» **Your task**: Format the data from its first line through the line containing "recurrence-cell <box>1201 268 1209 275</box>" as a Markdown table. Use two columns, Row and Text, give each line a row number, and skip any blank lines.
== Given data ==
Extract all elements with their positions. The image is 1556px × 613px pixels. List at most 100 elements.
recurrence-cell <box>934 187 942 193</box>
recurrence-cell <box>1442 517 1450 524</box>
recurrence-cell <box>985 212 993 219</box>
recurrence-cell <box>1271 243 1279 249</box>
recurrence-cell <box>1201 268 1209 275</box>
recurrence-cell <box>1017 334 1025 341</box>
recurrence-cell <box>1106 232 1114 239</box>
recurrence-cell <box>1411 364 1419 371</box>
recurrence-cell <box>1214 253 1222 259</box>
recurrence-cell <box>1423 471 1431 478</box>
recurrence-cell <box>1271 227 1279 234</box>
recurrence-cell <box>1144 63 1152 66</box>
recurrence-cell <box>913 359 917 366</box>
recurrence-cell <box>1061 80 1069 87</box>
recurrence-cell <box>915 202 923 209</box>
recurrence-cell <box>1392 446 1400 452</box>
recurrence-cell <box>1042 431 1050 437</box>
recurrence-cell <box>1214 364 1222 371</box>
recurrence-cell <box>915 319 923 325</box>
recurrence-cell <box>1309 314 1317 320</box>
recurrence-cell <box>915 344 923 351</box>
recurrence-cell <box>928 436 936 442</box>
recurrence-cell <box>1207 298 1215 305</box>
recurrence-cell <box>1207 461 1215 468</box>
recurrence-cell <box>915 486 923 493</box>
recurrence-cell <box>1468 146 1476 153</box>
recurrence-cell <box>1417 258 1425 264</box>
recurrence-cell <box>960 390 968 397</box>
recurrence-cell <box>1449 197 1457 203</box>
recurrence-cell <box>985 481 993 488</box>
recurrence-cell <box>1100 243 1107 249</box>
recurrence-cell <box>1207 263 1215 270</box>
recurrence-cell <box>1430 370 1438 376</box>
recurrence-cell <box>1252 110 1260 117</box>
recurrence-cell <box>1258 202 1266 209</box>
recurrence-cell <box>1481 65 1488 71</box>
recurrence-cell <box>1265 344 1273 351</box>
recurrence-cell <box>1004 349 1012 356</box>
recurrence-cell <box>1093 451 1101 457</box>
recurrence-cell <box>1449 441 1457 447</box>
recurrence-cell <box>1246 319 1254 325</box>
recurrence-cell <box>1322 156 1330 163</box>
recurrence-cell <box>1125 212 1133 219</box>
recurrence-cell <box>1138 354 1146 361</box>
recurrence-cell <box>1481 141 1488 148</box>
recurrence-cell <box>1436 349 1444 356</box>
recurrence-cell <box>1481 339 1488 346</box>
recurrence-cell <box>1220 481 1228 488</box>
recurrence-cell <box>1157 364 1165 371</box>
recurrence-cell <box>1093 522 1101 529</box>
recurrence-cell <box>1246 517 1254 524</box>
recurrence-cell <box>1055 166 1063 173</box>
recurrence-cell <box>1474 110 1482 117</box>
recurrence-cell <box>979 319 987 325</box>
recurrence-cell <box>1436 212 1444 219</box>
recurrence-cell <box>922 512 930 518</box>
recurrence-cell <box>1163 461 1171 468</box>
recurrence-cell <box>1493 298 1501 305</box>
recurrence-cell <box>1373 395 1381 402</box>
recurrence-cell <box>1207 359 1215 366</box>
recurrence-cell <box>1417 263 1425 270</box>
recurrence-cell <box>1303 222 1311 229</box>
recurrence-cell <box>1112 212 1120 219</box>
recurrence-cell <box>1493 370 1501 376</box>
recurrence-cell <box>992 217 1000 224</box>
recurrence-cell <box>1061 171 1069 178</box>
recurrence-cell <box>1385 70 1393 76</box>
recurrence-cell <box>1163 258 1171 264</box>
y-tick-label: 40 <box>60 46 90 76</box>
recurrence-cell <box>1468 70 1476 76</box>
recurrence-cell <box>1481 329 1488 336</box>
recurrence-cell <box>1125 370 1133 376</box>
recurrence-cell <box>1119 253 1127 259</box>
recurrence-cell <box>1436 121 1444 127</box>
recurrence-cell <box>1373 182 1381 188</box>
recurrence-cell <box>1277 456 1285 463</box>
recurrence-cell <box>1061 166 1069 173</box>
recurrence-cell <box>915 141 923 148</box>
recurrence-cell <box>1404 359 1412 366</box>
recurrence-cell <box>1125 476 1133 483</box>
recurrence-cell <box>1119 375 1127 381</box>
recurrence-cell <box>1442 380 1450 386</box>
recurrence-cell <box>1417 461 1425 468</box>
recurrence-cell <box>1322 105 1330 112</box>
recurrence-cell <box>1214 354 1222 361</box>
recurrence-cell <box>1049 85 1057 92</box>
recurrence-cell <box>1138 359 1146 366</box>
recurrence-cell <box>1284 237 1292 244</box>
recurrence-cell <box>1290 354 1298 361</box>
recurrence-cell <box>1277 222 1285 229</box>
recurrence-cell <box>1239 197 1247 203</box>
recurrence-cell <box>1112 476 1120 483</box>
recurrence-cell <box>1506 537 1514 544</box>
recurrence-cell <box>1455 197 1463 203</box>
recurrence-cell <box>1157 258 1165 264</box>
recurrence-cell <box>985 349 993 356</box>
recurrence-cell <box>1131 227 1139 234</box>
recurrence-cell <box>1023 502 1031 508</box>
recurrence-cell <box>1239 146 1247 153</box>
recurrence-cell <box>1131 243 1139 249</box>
===
» **Solution for this problem**:
| Row | Text |
|---|---|
| 1 | Extract all elements with their positions. The image is 1556px × 613px pixels. List at most 100 elements. |
| 2 | recurrence-cell <box>934 187 942 193</box> |
| 3 | recurrence-cell <box>1442 517 1450 524</box> |
| 4 | recurrence-cell <box>985 212 993 219</box> |
| 5 | recurrence-cell <box>1271 243 1279 249</box> |
| 6 | recurrence-cell <box>1201 268 1209 275</box> |